Stated task> Provide the data again in its entirety, exactly as given.

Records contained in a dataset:
##########

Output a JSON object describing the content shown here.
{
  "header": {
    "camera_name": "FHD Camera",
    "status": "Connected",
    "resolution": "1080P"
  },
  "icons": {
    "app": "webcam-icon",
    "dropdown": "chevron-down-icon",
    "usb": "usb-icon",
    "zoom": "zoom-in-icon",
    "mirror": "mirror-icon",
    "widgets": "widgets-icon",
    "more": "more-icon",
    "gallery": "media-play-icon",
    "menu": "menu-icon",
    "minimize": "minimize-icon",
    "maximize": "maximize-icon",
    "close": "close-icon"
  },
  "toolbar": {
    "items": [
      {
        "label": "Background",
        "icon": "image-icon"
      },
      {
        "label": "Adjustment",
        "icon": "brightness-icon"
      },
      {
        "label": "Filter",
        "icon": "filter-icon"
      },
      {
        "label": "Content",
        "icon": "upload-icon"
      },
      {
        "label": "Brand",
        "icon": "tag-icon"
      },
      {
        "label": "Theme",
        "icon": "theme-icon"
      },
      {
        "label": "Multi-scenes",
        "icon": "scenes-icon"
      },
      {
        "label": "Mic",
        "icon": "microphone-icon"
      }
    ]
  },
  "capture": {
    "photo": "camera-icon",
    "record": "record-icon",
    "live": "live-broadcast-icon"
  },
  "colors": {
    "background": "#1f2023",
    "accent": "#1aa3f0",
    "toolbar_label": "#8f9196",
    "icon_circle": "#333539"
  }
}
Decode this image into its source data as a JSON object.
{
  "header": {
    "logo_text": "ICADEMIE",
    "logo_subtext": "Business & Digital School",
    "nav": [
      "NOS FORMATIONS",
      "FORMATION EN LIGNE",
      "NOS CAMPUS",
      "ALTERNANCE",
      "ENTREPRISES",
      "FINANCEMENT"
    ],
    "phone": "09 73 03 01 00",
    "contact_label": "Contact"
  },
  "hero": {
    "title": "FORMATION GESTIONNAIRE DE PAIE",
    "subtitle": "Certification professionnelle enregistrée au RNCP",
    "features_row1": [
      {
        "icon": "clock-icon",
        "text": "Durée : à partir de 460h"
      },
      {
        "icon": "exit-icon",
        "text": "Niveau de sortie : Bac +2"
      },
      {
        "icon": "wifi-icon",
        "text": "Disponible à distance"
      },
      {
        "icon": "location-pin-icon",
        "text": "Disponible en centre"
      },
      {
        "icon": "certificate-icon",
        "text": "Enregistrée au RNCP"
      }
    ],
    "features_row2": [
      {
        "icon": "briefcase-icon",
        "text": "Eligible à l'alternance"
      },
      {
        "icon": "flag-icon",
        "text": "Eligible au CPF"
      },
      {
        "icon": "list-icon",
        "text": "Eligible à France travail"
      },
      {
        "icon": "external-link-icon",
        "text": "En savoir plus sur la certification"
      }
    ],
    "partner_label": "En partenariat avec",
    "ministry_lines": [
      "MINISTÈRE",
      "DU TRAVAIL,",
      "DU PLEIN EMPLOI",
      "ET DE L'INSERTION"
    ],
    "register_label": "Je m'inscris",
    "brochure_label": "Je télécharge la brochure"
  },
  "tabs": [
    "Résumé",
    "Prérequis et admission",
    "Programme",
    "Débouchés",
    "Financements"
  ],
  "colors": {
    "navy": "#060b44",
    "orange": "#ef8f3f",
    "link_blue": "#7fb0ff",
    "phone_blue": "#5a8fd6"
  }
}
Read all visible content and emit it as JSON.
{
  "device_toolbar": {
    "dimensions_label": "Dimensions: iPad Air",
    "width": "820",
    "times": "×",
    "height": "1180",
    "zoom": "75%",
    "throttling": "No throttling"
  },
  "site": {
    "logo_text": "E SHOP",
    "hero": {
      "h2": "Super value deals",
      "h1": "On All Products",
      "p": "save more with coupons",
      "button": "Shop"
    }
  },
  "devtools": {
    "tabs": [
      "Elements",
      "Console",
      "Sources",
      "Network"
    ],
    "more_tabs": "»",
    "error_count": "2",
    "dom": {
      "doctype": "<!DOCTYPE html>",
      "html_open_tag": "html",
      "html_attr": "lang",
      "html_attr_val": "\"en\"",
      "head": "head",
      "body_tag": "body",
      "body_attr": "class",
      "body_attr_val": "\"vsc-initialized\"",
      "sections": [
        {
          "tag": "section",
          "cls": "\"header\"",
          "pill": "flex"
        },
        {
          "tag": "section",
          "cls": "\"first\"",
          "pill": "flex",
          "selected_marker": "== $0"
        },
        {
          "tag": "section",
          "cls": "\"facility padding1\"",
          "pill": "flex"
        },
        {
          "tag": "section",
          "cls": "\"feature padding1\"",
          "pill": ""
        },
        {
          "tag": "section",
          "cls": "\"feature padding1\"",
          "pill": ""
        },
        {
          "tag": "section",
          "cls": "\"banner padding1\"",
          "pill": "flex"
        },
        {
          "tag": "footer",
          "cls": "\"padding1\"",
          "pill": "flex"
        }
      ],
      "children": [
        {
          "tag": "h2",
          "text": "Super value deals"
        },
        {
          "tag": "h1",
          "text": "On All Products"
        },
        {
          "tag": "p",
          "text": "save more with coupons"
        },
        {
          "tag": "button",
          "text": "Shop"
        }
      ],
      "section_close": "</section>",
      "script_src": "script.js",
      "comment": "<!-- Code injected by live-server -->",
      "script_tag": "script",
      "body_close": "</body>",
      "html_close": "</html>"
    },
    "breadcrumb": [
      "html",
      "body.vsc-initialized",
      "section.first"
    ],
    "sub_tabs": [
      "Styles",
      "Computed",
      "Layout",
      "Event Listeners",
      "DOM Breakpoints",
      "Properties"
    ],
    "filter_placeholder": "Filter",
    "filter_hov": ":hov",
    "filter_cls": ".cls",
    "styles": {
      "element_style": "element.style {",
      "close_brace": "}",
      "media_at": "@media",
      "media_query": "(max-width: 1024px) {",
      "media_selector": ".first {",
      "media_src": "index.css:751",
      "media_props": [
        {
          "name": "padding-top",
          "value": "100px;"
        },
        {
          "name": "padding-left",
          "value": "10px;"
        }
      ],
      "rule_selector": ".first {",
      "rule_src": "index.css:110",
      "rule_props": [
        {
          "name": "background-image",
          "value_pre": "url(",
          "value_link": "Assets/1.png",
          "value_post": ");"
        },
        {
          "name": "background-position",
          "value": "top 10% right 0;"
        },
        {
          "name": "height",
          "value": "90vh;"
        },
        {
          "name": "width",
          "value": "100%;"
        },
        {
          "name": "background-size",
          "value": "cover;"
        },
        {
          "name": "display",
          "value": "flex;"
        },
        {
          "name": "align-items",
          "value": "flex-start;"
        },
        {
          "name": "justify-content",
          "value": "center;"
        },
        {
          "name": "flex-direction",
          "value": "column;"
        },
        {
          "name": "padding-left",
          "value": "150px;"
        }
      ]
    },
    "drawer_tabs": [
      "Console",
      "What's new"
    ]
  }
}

##########

Output of the task>
Output a JSON object describing the content shown here.
{
  "header": {
    "camera_name": "FHD Camera",
    "status": "Connected",
    "resolution": "1080P"
  },
  "icons": {
    "app": "webcam-icon",
    "dropdown": "chevron-down-icon",
    "usb": "usb-icon",
    "zoom": "zoom-in-icon",
    "mirror": "mirror-icon",
    "widgets": "widgets-icon",
    "more": "more-icon",
    "gallery": "media-play-icon",
    "menu": "menu-icon",
    "minimize": "minimize-icon",
    "maximize": "maximize-icon",
    "close": "close-icon"
  },
  "toolbar": {
    "items": [
      {
        "label": "Background",
        "icon": "image-icon"
      },
      {
        "label": "Adjustment",
        "icon": "brightness-icon"
      },
      {
        "label": "Filter",
        "icon": "filter-icon"
      },
      {
        "label": "Content",
        "icon": "upload-icon"
      },
      {
        "label": "Brand",
        "icon": "tag-icon"
      },
      {
        "label": "Theme",
        "icon": "theme-icon"
      },
      {
        "label": "Multi-scenes",
        "icon": "scenes-icon"
      },
      {
        "label": "Mic",
        "icon": "microphone-icon"
      }
    ]
  },
  "capture": {
    "photo": "camera-icon",
    "record": "record-icon",
    "live": "live-broadcast-icon"
  },
  "colors": {
    "background": "#1f2023",
    "accent": "#1aa3f0",
    "toolbar_label": "#8f9196",
    "icon_circle": "#333539"
  }
}
Decode this image into its source data as a JSON object.
{
  "header": {
    "logo_text": "ICADEMIE",
    "logo_subtext": "Business & Digital School",
    "nav": [
      "NOS FORMATIONS",
      "FORMATION EN LIGNE",
      "NOS CAMPUS",
      "ALTERNANCE",
      "ENTREPRISES",
      "FINANCEMENT"
    ],
    "phone": "09 73 03 01 00",
    "contact_label": "Contact"
  },
  "hero": {
    "title": "FORMATION GESTIONNAIRE DE PAIE",
    "subtitle": "Certification professionnelle enregistrée au RNCP",
    "features_row1": [
      {
        "icon": "clock-icon",
        "text": "Durée : à partir de 460h"
      },
      {
        "icon": "exit-icon",
        "text": "Niveau de sortie : Bac +2"
      },
      {
        "icon": "wifi-icon",
        "text": "Disponible à distance"
      },
      {
        "icon": "location-pin-icon",
        "text": "Disponible en centre"
      },
      {
        "icon": "certificate-icon",
        "text": "Enregistrée au RNCP"
      }
    ],
    "features_row2": [
      {
        "icon": "briefcase-icon",
        "text": "Eligible à l'alternance"
      },
      {
        "icon": "flag-icon",
        "text": "Eligible au CPF"
      },
      {
        "icon": "list-icon",
        "text": "Eligible à France travail"
      },
      {
        "icon": "external-link-icon",
        "text": "En savoir plus sur la certification"
      }
    ],
    "partner_label": "En partenariat avec",
    "ministry_lines": [
      "MINISTÈRE",
      "DU TRAVAIL,",
      "DU PLEIN EMPLOI",
      "ET DE L'INSERTION"
    ],
    "register_label": "Je m'inscris",
    "brochure_label": "Je télécharge la brochure"
  },
  "tabs": [
    "Résumé",
    "Prérequis et admission",
    "Programme",
    "Débouchés",
    "Financements"
  ],
  "colors": {
    "navy": "#060b44",
    "orange": "#ef8f3f",
    "link_blue": "#7fb0ff",
    "phone_blue": "#5a8fd6"
  }
}
Read all visible content and emit it as JSON.
{
  "device_toolbar": {
    "dimensions_label": "Dimensions: iPad Air",
    "width": "820",
    "times": "×",
    "height": "1180",
    "zoom": "75%",
    "throttling": "No throttling"
  },
  "site": {
    "logo_text": "E SHOP",
    "hero": {
      "h2": "Super value deals",
      "h1": "On All Products",
      "p": "save more with coupons",
      "button": "Shop"
    }
  },
  "devtools": {
    "tabs": [
      "Elements",
      "Console",
      "Sources",
      "Network"
    ],
    "more_tabs": "»",
    "error_count": "2",
    "dom": {
      "doctype": "<!DOCTYPE html>",
      "html_open_tag": "html",
      "html_attr": "lang",
      "html_attr_val": "\"en\"",
      "head": "head",
      "body_tag": "body",
      "body_attr": "class",
      "body_attr_val": "\"vsc-initialized\"",
      "sections": [
        {
          "tag": "section",
          "cls": "\"header\"",
          "pill": "flex"
        },
        {
          "tag": "section",
          "cls": "\"first\"",
          "pill": "flex",
          "selected_marker": "== $0"
        },
        {
          "tag": "section",
          "cls": "\"facility padding1\"",
          "pill": "flex"
        },
        {
          "tag": "section",
          "cls": "\"feature padding1\"",
          "pill": ""
        },
        {
          "tag": "section",
          "cls": "\"feature padding1\"",
          "pill": ""
        },
        {
          "tag": "section",
          "cls": "\"banner padding1\"",
          "pill": "flex"
        },
        {
          "tag": "footer",
          "cls": "\"padding1\"",
          "pill": "flex"
        }
      ],
      "children": [
        {
          "tag": "h2",
          "text": "Super value deals"
        },
        {
          "tag": "h1",
          "text": "On All Products"
        },
        {
          "tag": "p",
          "text": "save more with coupons"
        },
        {
          "tag": "button",
          "text": "Shop"
        }
      ],
      "section_close": "</section>",
      "script_src": "script.js",
      "comment": "<!-- Code injected by live-server -->",
      "script_tag": "script",
      "body_close": "</body>",
      "html_close": "</html>"
    },
    "breadcrumb": [
      "html",
      "body.vsc-initialized",
      "section.first"
    ],
    "sub_tabs": [
      "Styles",
      "Computed",
      "Layout",
      "Event Listeners",
      "DOM Breakpoints",
      "Properties"
    ],
    "filter_placeholder": "Filter",
    "filter_hov": ":hov",
    "filter_cls": ".cls",
    "styles": {
      "element_style": "element.style {",
      "close_brace": "}",
      "media_at": "@media",
      "media_query": "(max-width: 1024px) {",
      "media_selector": ".first {",
      "media_src": "index.css:751",
      "media_props": [
        {
          "name": "padding-top",
          "value": "100px;"
        },
        {
          "name": "padding-left",
          "value": "10px;"
        }
      ],
      "rule_selector": ".first {",
      "rule_src": "index.css:110",
      "rule_props": [
        {
          "name": "background-image",
          "value_pre": "url(",
          "value_link": "Assets/1.png",
          "value_post": ");"
        },
        {
          "name": "background-position",
          "value": "top 10% right 0;"
        },
        {
          "name": "height",
          "value": "90vh;"
        },
        {
          "name": "width",
          "value": "100%;"
        },
        {
          "name": "background-size",
          "value": "cover;"
        },
        {
          "name": "display",
          "value": "flex;"
        },
        {
          "name": "align-items",
          "value": "flex-start;"
        },
        {
          "name": "justify-content",
          "value": "center;"
        },
        {
          "name": "flex-direction",
          "value": "column;"
        },
        {
          "name": "padding-left",
          "value": "150px;"
        }
      ]
    },
    "drawer_tabs": [
      "Console",
      "What's new"
    ]
  }
}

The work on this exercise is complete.